Element box annotations:
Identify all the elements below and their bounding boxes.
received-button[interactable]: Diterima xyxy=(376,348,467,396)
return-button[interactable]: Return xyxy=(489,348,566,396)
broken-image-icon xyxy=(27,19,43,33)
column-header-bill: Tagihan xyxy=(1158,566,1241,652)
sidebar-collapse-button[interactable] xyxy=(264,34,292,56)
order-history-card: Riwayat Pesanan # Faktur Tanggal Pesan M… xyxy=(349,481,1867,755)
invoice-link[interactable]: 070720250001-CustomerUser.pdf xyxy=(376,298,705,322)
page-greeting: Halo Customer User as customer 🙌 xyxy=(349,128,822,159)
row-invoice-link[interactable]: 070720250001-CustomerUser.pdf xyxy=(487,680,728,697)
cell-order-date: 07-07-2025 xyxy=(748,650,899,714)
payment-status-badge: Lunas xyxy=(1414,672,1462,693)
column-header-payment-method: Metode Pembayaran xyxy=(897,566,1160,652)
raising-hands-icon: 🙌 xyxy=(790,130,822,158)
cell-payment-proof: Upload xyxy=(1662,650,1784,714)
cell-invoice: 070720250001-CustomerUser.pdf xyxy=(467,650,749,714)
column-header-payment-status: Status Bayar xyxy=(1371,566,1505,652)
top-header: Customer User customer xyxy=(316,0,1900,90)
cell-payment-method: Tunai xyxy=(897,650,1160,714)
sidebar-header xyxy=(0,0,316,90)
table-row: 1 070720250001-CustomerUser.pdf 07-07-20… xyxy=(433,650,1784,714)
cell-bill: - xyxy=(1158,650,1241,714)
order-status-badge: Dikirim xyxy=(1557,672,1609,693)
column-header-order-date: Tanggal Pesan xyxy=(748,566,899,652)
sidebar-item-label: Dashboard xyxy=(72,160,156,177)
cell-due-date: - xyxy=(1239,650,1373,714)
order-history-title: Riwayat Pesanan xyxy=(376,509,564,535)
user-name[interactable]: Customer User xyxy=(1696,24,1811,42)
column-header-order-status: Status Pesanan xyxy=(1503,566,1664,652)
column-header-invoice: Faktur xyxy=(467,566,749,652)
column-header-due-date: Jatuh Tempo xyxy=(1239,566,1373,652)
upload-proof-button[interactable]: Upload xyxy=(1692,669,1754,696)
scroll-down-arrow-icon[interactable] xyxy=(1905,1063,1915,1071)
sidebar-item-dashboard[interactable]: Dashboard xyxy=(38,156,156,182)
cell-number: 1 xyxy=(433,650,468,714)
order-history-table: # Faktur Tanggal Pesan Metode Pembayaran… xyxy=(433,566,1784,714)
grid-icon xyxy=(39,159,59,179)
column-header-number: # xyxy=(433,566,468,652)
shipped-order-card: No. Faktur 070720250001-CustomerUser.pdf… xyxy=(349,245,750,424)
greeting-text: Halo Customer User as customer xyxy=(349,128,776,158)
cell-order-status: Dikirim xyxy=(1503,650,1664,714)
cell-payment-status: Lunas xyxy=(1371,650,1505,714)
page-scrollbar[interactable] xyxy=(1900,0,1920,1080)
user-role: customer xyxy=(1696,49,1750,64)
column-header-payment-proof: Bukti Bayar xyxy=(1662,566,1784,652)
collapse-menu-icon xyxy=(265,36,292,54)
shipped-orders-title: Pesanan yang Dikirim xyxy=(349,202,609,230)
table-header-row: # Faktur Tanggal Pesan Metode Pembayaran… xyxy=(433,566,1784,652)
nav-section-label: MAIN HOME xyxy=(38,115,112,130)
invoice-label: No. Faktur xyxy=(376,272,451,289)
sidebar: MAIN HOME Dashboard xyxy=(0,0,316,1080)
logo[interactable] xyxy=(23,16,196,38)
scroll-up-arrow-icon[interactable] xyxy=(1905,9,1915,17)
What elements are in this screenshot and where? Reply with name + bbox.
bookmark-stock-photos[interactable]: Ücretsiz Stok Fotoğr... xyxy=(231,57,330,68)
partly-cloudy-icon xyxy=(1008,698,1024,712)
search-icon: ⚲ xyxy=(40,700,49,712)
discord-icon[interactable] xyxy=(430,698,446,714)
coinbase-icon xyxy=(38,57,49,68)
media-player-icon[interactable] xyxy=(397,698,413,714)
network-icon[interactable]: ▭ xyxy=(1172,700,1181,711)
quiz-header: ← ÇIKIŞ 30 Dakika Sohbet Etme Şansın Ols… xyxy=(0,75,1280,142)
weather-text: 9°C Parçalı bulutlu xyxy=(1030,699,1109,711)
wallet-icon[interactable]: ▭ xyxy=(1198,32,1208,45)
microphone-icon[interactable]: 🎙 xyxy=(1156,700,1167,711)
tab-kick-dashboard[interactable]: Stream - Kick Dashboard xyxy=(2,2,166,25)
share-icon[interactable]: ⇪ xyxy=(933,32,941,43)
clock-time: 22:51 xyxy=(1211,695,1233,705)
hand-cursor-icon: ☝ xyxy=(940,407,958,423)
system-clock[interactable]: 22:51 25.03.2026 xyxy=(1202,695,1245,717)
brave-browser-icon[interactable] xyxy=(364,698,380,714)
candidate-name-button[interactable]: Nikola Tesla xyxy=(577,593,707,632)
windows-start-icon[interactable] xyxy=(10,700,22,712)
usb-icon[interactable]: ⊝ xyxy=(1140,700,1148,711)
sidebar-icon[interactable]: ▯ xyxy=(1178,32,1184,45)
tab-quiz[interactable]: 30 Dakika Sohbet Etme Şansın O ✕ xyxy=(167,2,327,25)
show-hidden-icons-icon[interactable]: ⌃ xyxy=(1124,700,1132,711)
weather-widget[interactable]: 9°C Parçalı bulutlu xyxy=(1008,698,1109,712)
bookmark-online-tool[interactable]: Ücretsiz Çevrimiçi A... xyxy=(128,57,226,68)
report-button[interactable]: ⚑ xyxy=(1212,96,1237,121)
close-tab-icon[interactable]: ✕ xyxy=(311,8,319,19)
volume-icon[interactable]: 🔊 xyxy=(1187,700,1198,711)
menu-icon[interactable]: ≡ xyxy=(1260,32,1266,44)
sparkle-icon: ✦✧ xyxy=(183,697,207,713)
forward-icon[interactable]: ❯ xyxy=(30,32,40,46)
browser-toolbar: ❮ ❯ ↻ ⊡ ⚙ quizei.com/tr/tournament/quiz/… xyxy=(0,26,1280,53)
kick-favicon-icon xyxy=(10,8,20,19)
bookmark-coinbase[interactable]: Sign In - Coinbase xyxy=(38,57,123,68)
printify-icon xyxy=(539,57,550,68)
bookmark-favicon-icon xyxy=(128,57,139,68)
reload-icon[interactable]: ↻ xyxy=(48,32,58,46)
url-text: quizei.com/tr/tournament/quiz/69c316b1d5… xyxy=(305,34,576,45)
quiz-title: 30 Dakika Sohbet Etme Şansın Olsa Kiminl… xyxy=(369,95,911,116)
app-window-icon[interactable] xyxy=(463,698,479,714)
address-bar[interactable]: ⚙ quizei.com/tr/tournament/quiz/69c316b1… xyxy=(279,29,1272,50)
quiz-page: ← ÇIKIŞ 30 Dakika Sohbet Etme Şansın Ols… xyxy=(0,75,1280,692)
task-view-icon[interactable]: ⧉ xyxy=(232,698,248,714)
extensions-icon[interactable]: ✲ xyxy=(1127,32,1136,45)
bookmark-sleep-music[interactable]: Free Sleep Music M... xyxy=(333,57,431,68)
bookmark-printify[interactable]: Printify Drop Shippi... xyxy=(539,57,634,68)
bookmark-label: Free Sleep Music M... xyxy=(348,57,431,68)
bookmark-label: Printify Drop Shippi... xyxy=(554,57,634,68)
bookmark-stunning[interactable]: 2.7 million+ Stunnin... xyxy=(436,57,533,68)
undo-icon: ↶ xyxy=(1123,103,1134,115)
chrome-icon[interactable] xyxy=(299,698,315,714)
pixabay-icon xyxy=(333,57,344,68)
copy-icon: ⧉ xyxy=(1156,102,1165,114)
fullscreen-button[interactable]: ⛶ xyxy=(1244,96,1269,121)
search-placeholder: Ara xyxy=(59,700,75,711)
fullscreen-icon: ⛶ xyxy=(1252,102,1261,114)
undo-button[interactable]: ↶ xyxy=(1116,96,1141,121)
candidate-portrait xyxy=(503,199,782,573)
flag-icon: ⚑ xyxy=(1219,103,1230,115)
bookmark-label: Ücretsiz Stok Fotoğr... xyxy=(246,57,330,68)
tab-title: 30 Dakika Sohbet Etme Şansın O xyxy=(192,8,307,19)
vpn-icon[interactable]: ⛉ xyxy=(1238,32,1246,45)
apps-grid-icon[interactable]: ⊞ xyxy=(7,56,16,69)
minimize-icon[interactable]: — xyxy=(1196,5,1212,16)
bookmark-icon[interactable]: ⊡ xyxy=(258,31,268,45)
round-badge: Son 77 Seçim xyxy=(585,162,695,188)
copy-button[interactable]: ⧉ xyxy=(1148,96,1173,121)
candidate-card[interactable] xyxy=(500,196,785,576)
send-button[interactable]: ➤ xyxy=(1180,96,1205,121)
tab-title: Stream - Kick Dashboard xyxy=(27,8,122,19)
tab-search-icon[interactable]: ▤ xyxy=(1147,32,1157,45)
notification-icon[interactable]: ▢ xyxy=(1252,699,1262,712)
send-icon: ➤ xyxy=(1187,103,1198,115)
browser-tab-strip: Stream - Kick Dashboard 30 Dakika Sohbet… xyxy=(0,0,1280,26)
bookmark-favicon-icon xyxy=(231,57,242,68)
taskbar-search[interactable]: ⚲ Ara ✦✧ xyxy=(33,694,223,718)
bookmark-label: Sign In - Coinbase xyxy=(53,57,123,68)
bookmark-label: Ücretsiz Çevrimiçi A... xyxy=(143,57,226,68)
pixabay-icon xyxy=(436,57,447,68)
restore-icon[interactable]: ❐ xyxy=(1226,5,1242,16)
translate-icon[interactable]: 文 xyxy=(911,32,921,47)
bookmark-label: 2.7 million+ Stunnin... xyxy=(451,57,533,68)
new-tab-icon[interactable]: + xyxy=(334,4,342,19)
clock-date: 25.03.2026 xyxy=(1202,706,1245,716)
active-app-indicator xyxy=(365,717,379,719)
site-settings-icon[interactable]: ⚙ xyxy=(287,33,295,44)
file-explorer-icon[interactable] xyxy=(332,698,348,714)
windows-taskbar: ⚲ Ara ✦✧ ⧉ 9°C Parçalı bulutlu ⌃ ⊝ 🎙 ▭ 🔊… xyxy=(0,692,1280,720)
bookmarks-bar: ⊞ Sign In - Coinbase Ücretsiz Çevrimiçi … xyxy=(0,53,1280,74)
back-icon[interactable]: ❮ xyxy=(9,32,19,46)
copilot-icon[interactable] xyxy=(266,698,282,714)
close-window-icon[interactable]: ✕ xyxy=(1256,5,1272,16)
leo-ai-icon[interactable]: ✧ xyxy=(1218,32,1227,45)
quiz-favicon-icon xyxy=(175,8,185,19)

# EXERCISE BRIEF:
Copy the records from their first line through the line containing "shipped-order-card: No. Faktur", switching "Tunai" to "Transfer Bank" and keeping everything else the same.

# OUTPUT FOR THIS EXERCISE:
Identify all the elements below and their bounding boxes.
received-button[interactable]: Diterima xyxy=(376,348,467,396)
return-button[interactable]: Return xyxy=(489,348,566,396)
broken-image-icon xyxy=(27,19,43,33)
column-header-bill: Tagihan xyxy=(1158,566,1241,652)
sidebar-collapse-button[interactable] xyxy=(264,34,292,56)
order-history-card: Riwayat Pesanan # Faktur Tanggal Pesan M… xyxy=(349,481,1867,755)
invoice-link[interactable]: 070720250001-CustomerUser.pdf xyxy=(376,298,705,322)
page-greeting: Halo Customer User as customer 🙌 xyxy=(349,128,822,159)
row-invoice-link[interactable]: 070720250001-CustomerUser.pdf xyxy=(487,680,728,697)
cell-order-date: 07-07-2025 xyxy=(748,650,899,714)
payment-status-badge: Lunas xyxy=(1414,672,1462,693)
column-header-payment-method: Metode Pembayaran xyxy=(897,566,1160,652)
raising-hands-icon: 🙌 xyxy=(790,130,822,158)
cell-payment-proof: Upload xyxy=(1662,650,1784,714)
cell-invoice: 070720250001-CustomerUser.pdf xyxy=(467,650,749,714)
column-header-payment-status: Status Bayar xyxy=(1371,566,1505,652)
top-header: Customer User customer xyxy=(316,0,1900,90)
cell-payment-method: Transfer Bank xyxy=(897,650,1160,714)
sidebar-header xyxy=(0,0,316,90)
table-row: 1 070720250001-CustomerUser.pdf 07-07-20… xyxy=(433,650,1784,714)
cell-bill: - xyxy=(1158,650,1241,714)
order-status-badge: Dikirim xyxy=(1557,672,1609,693)
column-header-order-date: Tanggal Pesan xyxy=(748,566,899,652)
sidebar-item-label: Dashboard xyxy=(72,160,156,177)
cell-due-date: - xyxy=(1239,650,1373,714)
order-history-title: Riwayat Pesanan xyxy=(376,509,564,535)
user-name[interactable]: Customer User xyxy=(1696,24,1811,42)
column-header-order-status: Status Pesanan xyxy=(1503,566,1664,652)
column-header-invoice: Faktur xyxy=(467,566,749,652)
column-header-due-date: Jatuh Tempo xyxy=(1239,566,1373,652)
upload-proof-button[interactable]: Upload xyxy=(1692,669,1754,696)
scroll-down-arrow-icon[interactable] xyxy=(1905,1063,1915,1071)
sidebar-item-dashboard[interactable]: Dashboard xyxy=(38,156,156,182)
cell-number: 1 xyxy=(433,650,468,714)
order-history-table: # Faktur Tanggal Pesan Metode Pembayaran… xyxy=(433,566,1784,714)
grid-icon xyxy=(39,159,59,179)
column-header-number: # xyxy=(433,566,468,652)
shipped-order-card: No. Faktur 070720250001-CustomerUser.pdf… xyxy=(349,245,750,424)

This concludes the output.